STATED EXERCISE. Please set down all the lines beneath this one exactly, without the pictures.

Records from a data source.
begin

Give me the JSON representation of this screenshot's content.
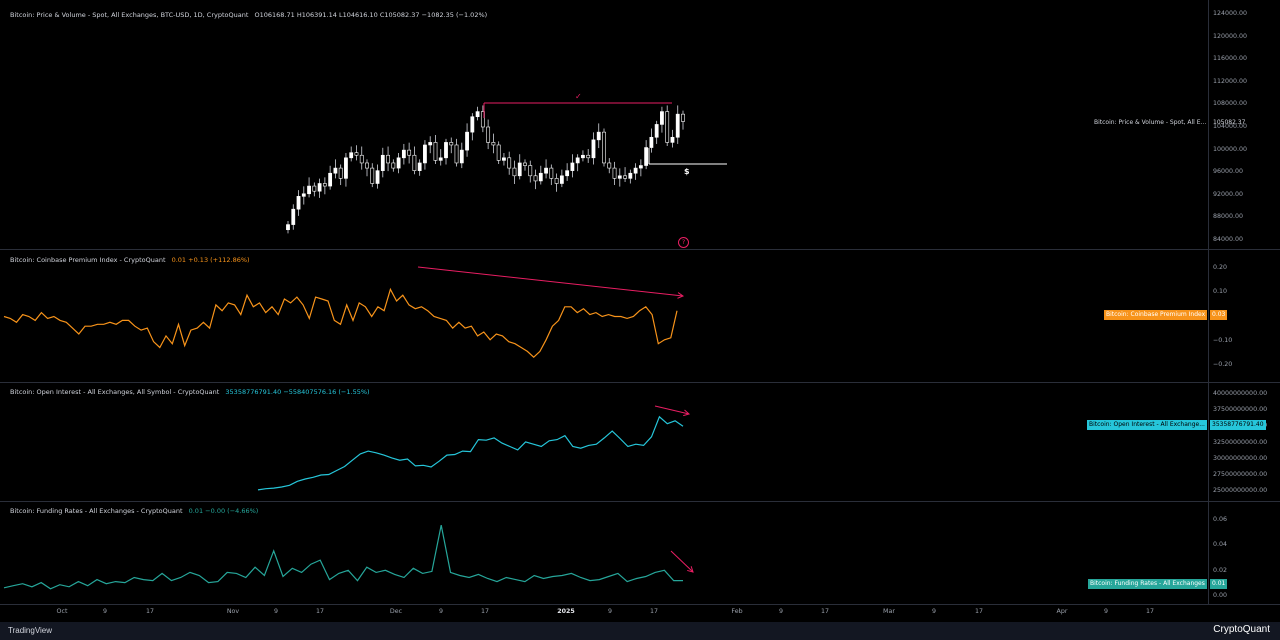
{
  "colors": {
    "bg": "#000000",
    "up": "#ffffff",
    "down": "#000000",
    "cpi": "#f7931a",
    "oi": "#26c6da",
    "fr": "#26a69a",
    "annot": "#e91e63",
    "grid": "#2a2e39"
  },
  "legends": {
    "price": {
      "title": "Bitcoin: Price & Volume - Spot, All Exchanges, BTC-USD, 1D, CryptoQuant",
      "o": "O106168.71",
      "h": "H106391.14",
      "l": "L104616.10",
      "c": "C105082.37",
      "chg": "−1082.35 (−1.02%)"
    },
    "cpi": {
      "title": "Bitcoin: Coinbase Premium Index - CryptoQuant",
      "v": "0.01",
      "chg": "+0.13 (+112.86%)"
    },
    "oi": {
      "title": "Bitcoin: Open Interest - All Exchanges, All Symbol - CryptoQuant",
      "v": "35358776791.40",
      "chg": "−558407576.16 (−1.55%)"
    },
    "fr": {
      "title": "Bitcoin: Funding Rates - All Exchanges - CryptoQuant",
      "v": "0.01",
      "chg": "−0.00 (−4.66%)"
    }
  },
  "tags": {
    "price_name": "Bitcoin: Price & Volume - Spot, All E...",
    "price_val": "105082.37",
    "cpi_name": "Bitcoin: Coinbase Premium Index",
    "cpi_val": "0.03",
    "oi_name": "Bitcoin: Open Interest - All Exchange...",
    "oi_val": "35358776791.40",
    "fr_name": "Bitcoin: Funding Rates - All Exchanges",
    "fr_val": "0.01"
  },
  "annotations": {
    "check": "✓",
    "dollar": "$",
    "question": "?"
  },
  "footer": {
    "left": "TradingView",
    "right": "CryptoQuant"
  },
  "chart_data": [
    {
      "type": "candlestick",
      "name": "Bitcoin: Price & Volume - Spot, All Exchanges, BTC-USD, 1D",
      "ylim": [
        82000,
        126000
      ],
      "yticks": [
        "124000.00",
        "120000.00",
        "116000.00",
        "112000.00",
        "108000.00",
        "104000.00",
        "100000.00",
        "96000.00",
        "92000.00",
        "88000.00",
        "84000.00"
      ],
      "xticks": [
        "Oct",
        "9",
        "17",
        "Nov",
        "9",
        "17",
        "Dec",
        "9",
        "17",
        "2025",
        "9",
        "17",
        "Feb",
        "9",
        "17",
        "Mar",
        "9",
        "17",
        "Apr",
        "9",
        "17"
      ],
      "close": [
        85000,
        88000,
        90500,
        91000,
        92500,
        91500,
        93000,
        92500,
        95000,
        96000,
        94000,
        98000,
        99000,
        98500,
        97000,
        96000,
        93000,
        95500,
        98500,
        97000,
        96000,
        98000,
        99500,
        98500,
        95500,
        97000,
        100500,
        101000,
        97500,
        98000,
        101000,
        100500,
        97000,
        99500,
        103000,
        106000,
        107000,
        104000,
        101000,
        100500,
        97500,
        98000,
        96000,
        94500,
        97000,
        96500,
        94500,
        93500,
        95000,
        96000,
        94000,
        93000,
        94500,
        95500,
        97000,
        98000,
        98500,
        98000,
        101500,
        103000,
        97000,
        96000,
        94000,
        94500,
        94000,
        95000,
        96000,
        96500,
        100000,
        102000,
        104500,
        107000,
        101000,
        102000,
        106500,
        105082
      ]
    },
    {
      "type": "line",
      "name": "Bitcoin: Coinbase Premium Index",
      "ylim": [
        -0.25,
        0.25
      ],
      "yticks": [
        "0.20",
        "0.10",
        "0.00",
        "−0.10",
        "−0.20"
      ],
      "values": [
        0.0,
        -0.01,
        -0.03,
        0.01,
        0.0,
        -0.02,
        0.02,
        -0.01,
        0.0,
        -0.02,
        -0.03,
        -0.06,
        -0.09,
        -0.05,
        -0.05,
        -0.04,
        -0.04,
        -0.03,
        -0.04,
        -0.02,
        -0.02,
        -0.05,
        -0.07,
        -0.06,
        -0.13,
        -0.16,
        -0.1,
        -0.14,
        -0.04,
        -0.15,
        -0.07,
        -0.06,
        -0.03,
        -0.06,
        0.06,
        0.03,
        0.07,
        0.06,
        0.01,
        0.11,
        0.05,
        0.07,
        0.02,
        0.05,
        0.01,
        0.09,
        0.07,
        0.1,
        0.06,
        -0.01,
        0.1,
        0.09,
        0.08,
        -0.02,
        -0.04,
        0.06,
        -0.02,
        0.07,
        0.05,
        0.0,
        0.05,
        0.03,
        0.14,
        0.08,
        0.11,
        0.06,
        0.04,
        0.05,
        0.03,
        0.0,
        -0.01,
        -0.02,
        -0.06,
        -0.03,
        -0.06,
        -0.05,
        -0.1,
        -0.08,
        -0.12,
        -0.09,
        -0.1,
        -0.13,
        -0.14,
        -0.16,
        -0.18,
        -0.21,
        -0.18,
        -0.12,
        -0.05,
        -0.02,
        0.05,
        0.05,
        0.02,
        0.04,
        0.01,
        0.02,
        0.0,
        0.01,
        0.0,
        0.0,
        -0.01,
        0.0,
        0.03,
        0.05,
        0.01,
        -0.14,
        -0.12,
        -0.11,
        0.03
      ]
    },
    {
      "type": "line",
      "name": "Bitcoin: Open Interest - All Exchanges, All Symbol",
      "ylim": [
        24000000000,
        41000000000
      ],
      "yticks": [
        "40000000000.00",
        "37500000000.00",
        "35000000000.00",
        "32500000000.00",
        "30000000000.00",
        "27500000000.00",
        "25000000000.00"
      ],
      "values": [
        24200000000,
        24400000000,
        24500000000,
        24700000000,
        25000000000,
        25700000000,
        26100000000,
        26400000000,
        26800000000,
        26900000000,
        27600000000,
        28300000000,
        29400000000,
        30500000000,
        31000000000,
        30700000000,
        30300000000,
        29800000000,
        29400000000,
        29600000000,
        28400000000,
        28500000000,
        28200000000,
        29200000000,
        30300000000,
        30400000000,
        31000000000,
        30900000000,
        33000000000,
        32900000000,
        33300000000,
        32400000000,
        31800000000,
        31200000000,
        32600000000,
        32200000000,
        31800000000,
        32800000000,
        33000000000,
        33700000000,
        31800000000,
        31500000000,
        32000000000,
        32200000000,
        33300000000,
        34500000000,
        33200000000,
        31800000000,
        32200000000,
        32000000000,
        33500000000,
        37000000000,
        35800000000,
        36300000000,
        35359000000
      ]
    },
    {
      "type": "line",
      "name": "Bitcoin: Funding Rates - All Exchanges",
      "ylim": [
        -0.004,
        0.07
      ],
      "yticks": [
        "0.06",
        "0.04",
        "0.02",
        "0.00"
      ],
      "values": [
        0.004,
        0.006,
        0.008,
        0.005,
        0.009,
        0.003,
        0.007,
        0.005,
        0.01,
        0.006,
        0.012,
        0.008,
        0.01,
        0.009,
        0.014,
        0.012,
        0.011,
        0.018,
        0.011,
        0.014,
        0.019,
        0.016,
        0.009,
        0.01,
        0.019,
        0.018,
        0.014,
        0.024,
        0.016,
        0.04,
        0.015,
        0.023,
        0.019,
        0.027,
        0.031,
        0.012,
        0.018,
        0.021,
        0.011,
        0.024,
        0.019,
        0.021,
        0.017,
        0.014,
        0.023,
        0.018,
        0.02,
        0.065,
        0.019,
        0.016,
        0.014,
        0.017,
        0.013,
        0.01,
        0.014,
        0.012,
        0.01,
        0.016,
        0.013,
        0.015,
        0.016,
        0.018,
        0.014,
        0.011,
        0.012,
        0.015,
        0.018,
        0.01,
        0.013,
        0.015,
        0.019,
        0.021,
        0.011,
        0.011
      ]
    }
  ]
}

end

FINISHED TASK.
Give me the JSON representation of this screenshot's content.
{
  "colors": {
    "bg": "#000000",
    "up": "#ffffff",
    "down": "#000000",
    "cpi": "#f7931a",
    "oi": "#26c6da",
    "fr": "#26a69a",
    "annot": "#e91e63",
    "grid": "#2a2e39"
  },
  "legends": {
    "price": {
      "title": "Bitcoin: Price & Volume - Spot, All Exchanges, BTC-USD, 1D, CryptoQuant",
      "o": "O106168.71",
      "h": "H106391.14",
      "l": "L104616.10",
      "c": "C105082.37",
      "chg": "−1082.35 (−1.02%)"
    },
    "cpi": {
      "title": "Bitcoin: Coinbase Premium Index - CryptoQuant",
      "v": "0.01",
      "chg": "+0.13 (+112.86%)"
    },
    "oi": {
      "title": "Bitcoin: Open Interest - All Exchanges, All Symbol - CryptoQuant",
      "v": "35358776791.40",
      "chg": "−558407576.16 (−1.55%)"
    },
    "fr": {
      "title": "Bitcoin: Funding Rates - All Exchanges - CryptoQuant",
      "v": "0.01",
      "chg": "−0.00 (−4.66%)"
    }
  },
  "tags": {
    "price_name": "Bitcoin: Price & Volume - Spot, All E...",
    "price_val": "105082.37",
    "cpi_name": "Bitcoin: Coinbase Premium Index",
    "cpi_val": "0.03",
    "oi_name": "Bitcoin: Open Interest - All Exchange...",
    "oi_val": "35358776791.40",
    "fr_name": "Bitcoin: Funding Rates - All Exchanges",
    "fr_val": "0.01"
  },
  "annotations": {
    "check": "✓",
    "dollar": "$",
    "question": "?"
  },
  "footer": {
    "left": "TradingView",
    "right": "CryptoQuant"
  },
  "chart_data": [
    {
      "type": "candlestick",
      "name": "Bitcoin: Price & Volume - Spot, All Exchanges, BTC-USD, 1D",
      "ylim": [
        82000,
        126000
      ],
      "yticks": [
        "124000.00",
        "120000.00",
        "116000.00",
        "112000.00",
        "108000.00",
        "104000.00",
        "100000.00",
        "96000.00",
        "92000.00",
        "88000.00",
        "84000.00"
      ],
      "xticks": [
        "Oct",
        "9",
        "17",
        "Nov",
        "9",
        "17",
        "Dec",
        "9",
        "17",
        "2025",
        "9",
        "17",
        "Feb",
        "9",
        "17",
        "Mar",
        "9",
        "17",
        "Apr",
        "9",
        "17"
      ],
      "close": [
        85000,
        88000,
        90500,
        91000,
        92500,
        91500,
        93000,
        92500,
        95000,
        96000,
        94000,
        98000,
        99000,
        98500,
        97000,
        96000,
        93000,
        95500,
        98500,
        97000,
        96000,
        98000,
        99500,
        98500,
        95500,
        97000,
        100500,
        101000,
        97500,
        98000,
        101000,
        100500,
        97000,
        99500,
        103000,
        106000,
        107000,
        104000,
        101000,
        100500,
        97500,
        98000,
        96000,
        94500,
        97000,
        96500,
        94500,
        93500,
        95000,
        96000,
        94000,
        93000,
        94500,
        95500,
        97000,
        98000,
        98500,
        98000,
        101500,
        103000,
        97000,
        96000,
        94000,
        94500,
        94000,
        95000,
        96000,
        96500,
        100000,
        102000,
        104500,
        107000,
        101000,
        102000,
        106500,
        105082
      ]
    },
    {
      "type": "line",
      "name": "Bitcoin: Coinbase Premium Index",
      "ylim": [
        -0.25,
        0.25
      ],
      "yticks": [
        "0.20",
        "0.10",
        "0.00",
        "−0.10",
        "−0.20"
      ],
      "values": [
        0.0,
        -0.01,
        -0.03,
        0.01,
        0.0,
        -0.02,
        0.02,
        -0.01,
        0.0,
        -0.02,
        -0.03,
        -0.06,
        -0.09,
        -0.05,
        -0.05,
        -0.04,
        -0.04,
        -0.03,
        -0.04,
        -0.02,
        -0.02,
        -0.05,
        -0.07,
        -0.06,
        -0.13,
        -0.16,
        -0.1,
        -0.14,
        -0.04,
        -0.15,
        -0.07,
        -0.06,
        -0.03,
        -0.06,
        0.06,
        0.03,
        0.07,
        0.06,
        0.01,
        0.11,
        0.05,
        0.07,
        0.02,
        0.05,
        0.01,
        0.09,
        0.07,
        0.1,
        0.06,
        -0.01,
        0.1,
        0.09,
        0.08,
        -0.02,
        -0.04,
        0.06,
        -0.02,
        0.07,
        0.05,
        0.0,
        0.05,
        0.03,
        0.14,
        0.08,
        0.11,
        0.06,
        0.04,
        0.05,
        0.03,
        0.0,
        -0.01,
        -0.02,
        -0.06,
        -0.03,
        -0.06,
        -0.05,
        -0.1,
        -0.08,
        -0.12,
        -0.09,
        -0.1,
        -0.13,
        -0.14,
        -0.16,
        -0.18,
        -0.21,
        -0.18,
        -0.12,
        -0.05,
        -0.02,
        0.05,
        0.05,
        0.02,
        0.04,
        0.01,
        0.02,
        0.0,
        0.01,
        0.0,
        0.0,
        -0.01,
        0.0,
        0.03,
        0.05,
        0.01,
        -0.14,
        -0.12,
        -0.11,
        0.03
      ]
    },
    {
      "type": "line",
      "name": "Bitcoin: Open Interest - All Exchanges, All Symbol",
      "ylim": [
        24000000000,
        41000000000
      ],
      "yticks": [
        "40000000000.00",
        "37500000000.00",
        "35000000000.00",
        "32500000000.00",
        "30000000000.00",
        "27500000000.00",
        "25000000000.00"
      ],
      "values": [
        24200000000,
        24400000000,
        24500000000,
        24700000000,
        25000000000,
        25700000000,
        26100000000,
        26400000000,
        26800000000,
        26900000000,
        27600000000,
        28300000000,
        29400000000,
        30500000000,
        31000000000,
        30700000000,
        30300000000,
        29800000000,
        29400000000,
        29600000000,
        28400000000,
        28500000000,
        28200000000,
        29200000000,
        30300000000,
        30400000000,
        31000000000,
        30900000000,
        33000000000,
        32900000000,
        33300000000,
        32400000000,
        31800000000,
        31200000000,
        32600000000,
        32200000000,
        31800000000,
        32800000000,
        33000000000,
        33700000000,
        31800000000,
        31500000000,
        32000000000,
        32200000000,
        33300000000,
        34500000000,
        33200000000,
        31800000000,
        32200000000,
        32000000000,
        33500000000,
        37000000000,
        35800000000,
        36300000000,
        35359000000
      ]
    },
    {
      "type": "line",
      "name": "Bitcoin: Funding Rates - All Exchanges",
      "ylim": [
        -0.004,
        0.07
      ],
      "yticks": [
        "0.06",
        "0.04",
        "0.02",
        "0.00"
      ],
      "values": [
        0.004,
        0.006,
        0.008,
        0.005,
        0.009,
        0.003,
        0.007,
        0.005,
        0.01,
        0.006,
        0.012,
        0.008,
        0.01,
        0.009,
        0.014,
        0.012,
        0.011,
        0.018,
        0.011,
        0.014,
        0.019,
        0.016,
        0.009,
        0.01,
        0.019,
        0.018,
        0.014,
        0.024,
        0.016,
        0.04,
        0.015,
        0.023,
        0.019,
        0.027,
        0.031,
        0.012,
        0.018,
        0.021,
        0.011,
        0.024,
        0.019,
        0.021,
        0.017,
        0.014,
        0.023,
        0.018,
        0.02,
        0.065,
        0.019,
        0.016,
        0.014,
        0.017,
        0.013,
        0.01,
        0.014,
        0.012,
        0.01,
        0.016,
        0.013,
        0.015,
        0.016,
        0.018,
        0.014,
        0.011,
        0.012,
        0.015,
        0.018,
        0.01,
        0.013,
        0.015,
        0.019,
        0.021,
        0.011,
        0.011
      ]
    }
  ]
}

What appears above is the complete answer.